DO THIS
Work out how many lines of the data hold the string "mantequilla", and reply with that number alone.

STORED RECORDS
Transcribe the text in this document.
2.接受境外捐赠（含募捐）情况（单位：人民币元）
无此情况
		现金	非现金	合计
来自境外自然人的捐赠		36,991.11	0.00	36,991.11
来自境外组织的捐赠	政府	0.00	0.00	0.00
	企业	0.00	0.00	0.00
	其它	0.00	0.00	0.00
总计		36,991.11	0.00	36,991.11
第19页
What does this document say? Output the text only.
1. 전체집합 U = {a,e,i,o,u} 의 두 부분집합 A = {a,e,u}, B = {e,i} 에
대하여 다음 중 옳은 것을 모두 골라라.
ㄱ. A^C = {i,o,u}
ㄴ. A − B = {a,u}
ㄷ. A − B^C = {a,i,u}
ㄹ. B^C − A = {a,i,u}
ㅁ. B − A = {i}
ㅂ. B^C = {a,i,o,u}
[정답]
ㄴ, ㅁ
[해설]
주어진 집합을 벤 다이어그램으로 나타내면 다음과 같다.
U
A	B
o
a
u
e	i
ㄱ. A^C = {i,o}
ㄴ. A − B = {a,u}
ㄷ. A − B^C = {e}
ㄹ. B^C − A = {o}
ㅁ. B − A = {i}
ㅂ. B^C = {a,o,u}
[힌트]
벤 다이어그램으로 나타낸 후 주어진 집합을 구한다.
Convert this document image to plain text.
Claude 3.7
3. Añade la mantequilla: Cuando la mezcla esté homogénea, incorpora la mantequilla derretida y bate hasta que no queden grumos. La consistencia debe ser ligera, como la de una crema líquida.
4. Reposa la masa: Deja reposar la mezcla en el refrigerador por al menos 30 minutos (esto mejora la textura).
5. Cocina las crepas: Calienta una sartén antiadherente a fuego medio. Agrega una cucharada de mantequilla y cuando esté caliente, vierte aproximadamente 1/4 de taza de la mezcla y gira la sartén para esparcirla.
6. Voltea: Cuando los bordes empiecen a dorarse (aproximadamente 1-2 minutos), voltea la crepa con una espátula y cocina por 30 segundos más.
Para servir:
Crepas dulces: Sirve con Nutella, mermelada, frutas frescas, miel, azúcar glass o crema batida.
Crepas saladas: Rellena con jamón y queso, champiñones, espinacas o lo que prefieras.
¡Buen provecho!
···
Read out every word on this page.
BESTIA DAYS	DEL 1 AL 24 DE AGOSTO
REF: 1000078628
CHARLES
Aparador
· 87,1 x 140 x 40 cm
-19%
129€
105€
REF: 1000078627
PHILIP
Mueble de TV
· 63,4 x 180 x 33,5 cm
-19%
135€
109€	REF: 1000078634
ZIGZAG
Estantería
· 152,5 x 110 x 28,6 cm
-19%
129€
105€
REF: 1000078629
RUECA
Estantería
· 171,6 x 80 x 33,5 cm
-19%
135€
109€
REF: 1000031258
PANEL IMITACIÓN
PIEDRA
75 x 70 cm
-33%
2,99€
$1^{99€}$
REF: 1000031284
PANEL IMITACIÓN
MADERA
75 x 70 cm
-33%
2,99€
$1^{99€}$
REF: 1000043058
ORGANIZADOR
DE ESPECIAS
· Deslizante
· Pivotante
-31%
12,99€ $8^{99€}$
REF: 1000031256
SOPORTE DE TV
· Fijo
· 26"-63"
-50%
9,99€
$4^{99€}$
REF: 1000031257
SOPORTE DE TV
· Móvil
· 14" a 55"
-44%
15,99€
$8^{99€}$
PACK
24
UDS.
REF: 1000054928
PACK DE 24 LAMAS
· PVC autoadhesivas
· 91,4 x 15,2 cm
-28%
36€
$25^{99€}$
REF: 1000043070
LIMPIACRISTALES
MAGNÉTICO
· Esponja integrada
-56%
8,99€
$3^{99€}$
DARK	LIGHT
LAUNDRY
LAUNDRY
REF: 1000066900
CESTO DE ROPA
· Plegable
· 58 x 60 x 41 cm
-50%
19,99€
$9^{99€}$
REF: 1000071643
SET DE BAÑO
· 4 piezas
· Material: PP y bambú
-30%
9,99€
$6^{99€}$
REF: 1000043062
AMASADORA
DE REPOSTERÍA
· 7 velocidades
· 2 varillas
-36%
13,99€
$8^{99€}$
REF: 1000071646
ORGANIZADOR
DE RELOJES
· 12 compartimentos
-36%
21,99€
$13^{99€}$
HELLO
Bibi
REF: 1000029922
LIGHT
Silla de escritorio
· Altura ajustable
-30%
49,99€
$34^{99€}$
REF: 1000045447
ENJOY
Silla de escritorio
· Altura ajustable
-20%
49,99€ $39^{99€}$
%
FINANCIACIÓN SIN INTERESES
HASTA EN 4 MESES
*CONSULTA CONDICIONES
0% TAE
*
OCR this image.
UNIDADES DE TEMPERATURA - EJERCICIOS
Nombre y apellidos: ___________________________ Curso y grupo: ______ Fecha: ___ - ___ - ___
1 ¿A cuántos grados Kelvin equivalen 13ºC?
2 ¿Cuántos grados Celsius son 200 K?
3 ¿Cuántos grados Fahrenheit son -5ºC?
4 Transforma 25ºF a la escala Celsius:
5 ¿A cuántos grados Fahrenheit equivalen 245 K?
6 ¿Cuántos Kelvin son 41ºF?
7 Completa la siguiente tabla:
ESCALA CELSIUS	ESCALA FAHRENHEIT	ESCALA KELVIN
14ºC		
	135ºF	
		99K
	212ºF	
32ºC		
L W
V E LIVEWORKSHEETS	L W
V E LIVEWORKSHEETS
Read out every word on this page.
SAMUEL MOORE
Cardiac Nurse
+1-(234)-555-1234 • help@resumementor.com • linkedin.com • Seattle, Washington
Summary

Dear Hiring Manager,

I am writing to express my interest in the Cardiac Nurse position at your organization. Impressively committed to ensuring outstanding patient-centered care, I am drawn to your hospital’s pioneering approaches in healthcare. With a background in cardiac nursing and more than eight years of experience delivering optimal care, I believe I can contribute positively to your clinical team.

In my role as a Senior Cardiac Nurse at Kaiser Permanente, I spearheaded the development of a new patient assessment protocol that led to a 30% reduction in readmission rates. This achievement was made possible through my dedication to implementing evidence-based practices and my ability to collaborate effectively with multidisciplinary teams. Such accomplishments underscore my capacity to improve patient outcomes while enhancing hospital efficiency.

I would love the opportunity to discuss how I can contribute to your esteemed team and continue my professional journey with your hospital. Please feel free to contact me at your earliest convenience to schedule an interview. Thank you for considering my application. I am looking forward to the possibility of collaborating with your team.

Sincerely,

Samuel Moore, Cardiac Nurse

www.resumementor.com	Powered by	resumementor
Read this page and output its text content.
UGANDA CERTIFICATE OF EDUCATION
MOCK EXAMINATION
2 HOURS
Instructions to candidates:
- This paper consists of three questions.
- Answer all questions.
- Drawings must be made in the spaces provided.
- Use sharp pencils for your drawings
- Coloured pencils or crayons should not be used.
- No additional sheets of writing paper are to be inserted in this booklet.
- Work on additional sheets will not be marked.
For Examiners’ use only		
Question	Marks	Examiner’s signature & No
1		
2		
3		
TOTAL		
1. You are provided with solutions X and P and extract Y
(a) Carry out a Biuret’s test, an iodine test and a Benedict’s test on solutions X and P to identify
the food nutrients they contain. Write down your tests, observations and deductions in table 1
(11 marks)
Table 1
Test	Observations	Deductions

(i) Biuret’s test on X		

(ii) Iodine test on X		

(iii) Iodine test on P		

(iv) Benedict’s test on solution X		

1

TASK OUTPUT
2